* [What you need to do]: An exact reproduction of the records is required, with all images left out.
▽
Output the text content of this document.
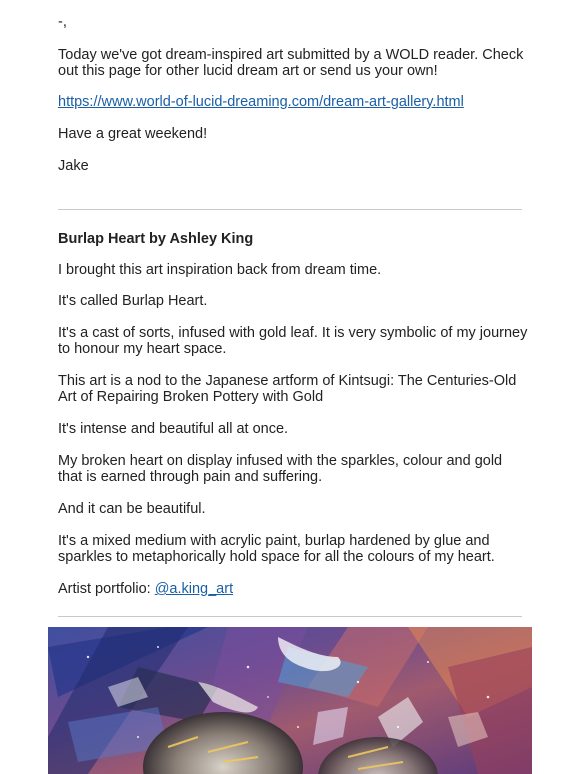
-,

Today we've got dream-inspired art submitted by a WOLD reader. Check out this page for other lucid dream art or send us your own!

https://www.world-of-lucid-dreaming.com/dream-art-gallery.html

Have a great weekend!

Jake

Burlap Heart by Ashley King

I brought this art inspiration back from dream time.

It's called Burlap Heart.

It's a cast of sorts, infused with gold leaf. It is very symbolic of my journey to honour my heart space.

This art is a nod to the Japanese artform of Kintsugi: The Centuries-Old Art of Repairing Broken Pottery with Gold

It's intense and beautiful all at once.

My broken heart on display infused with the sparkles, colour and gold that is earned through pain and suffering.

And it can be beautiful.

It's a mixed medium with acrylic paint, burlap hardened by glue and sparkles to metaphorically hold space for all the colours of my heart.

Artist portfolio: @a.king_art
△
* [Response]:
Output the text content of this document.
-,

Today we've got dream-inspired art submitted by a WOLD reader. Check out this page for other lucid dream art or send us your own!

https://www.world-of-lucid-dreaming.com/dream-art-gallery.html

Have a great weekend!

Jake

Burlap Heart by Ashley King

I brought this art inspiration back from dream time.

It's called Burlap Heart.

It's a cast of sorts, infused with gold leaf. It is very symbolic of my journey to honour my heart space.

This art is a nod to the Japanese artform of Kintsugi: The Centuries-Old Art of Repairing Broken Pottery with Gold

It's intense and beautiful all at once.

My broken heart on display infused with the sparkles, colour and gold that is earned through pain and suffering.

And it can be beautiful.

It's a mixed medium with acrylic paint, burlap hardened by glue and sparkles to metaphorically hold space for all the colours of my heart.

Artist portfolio: @a.king_art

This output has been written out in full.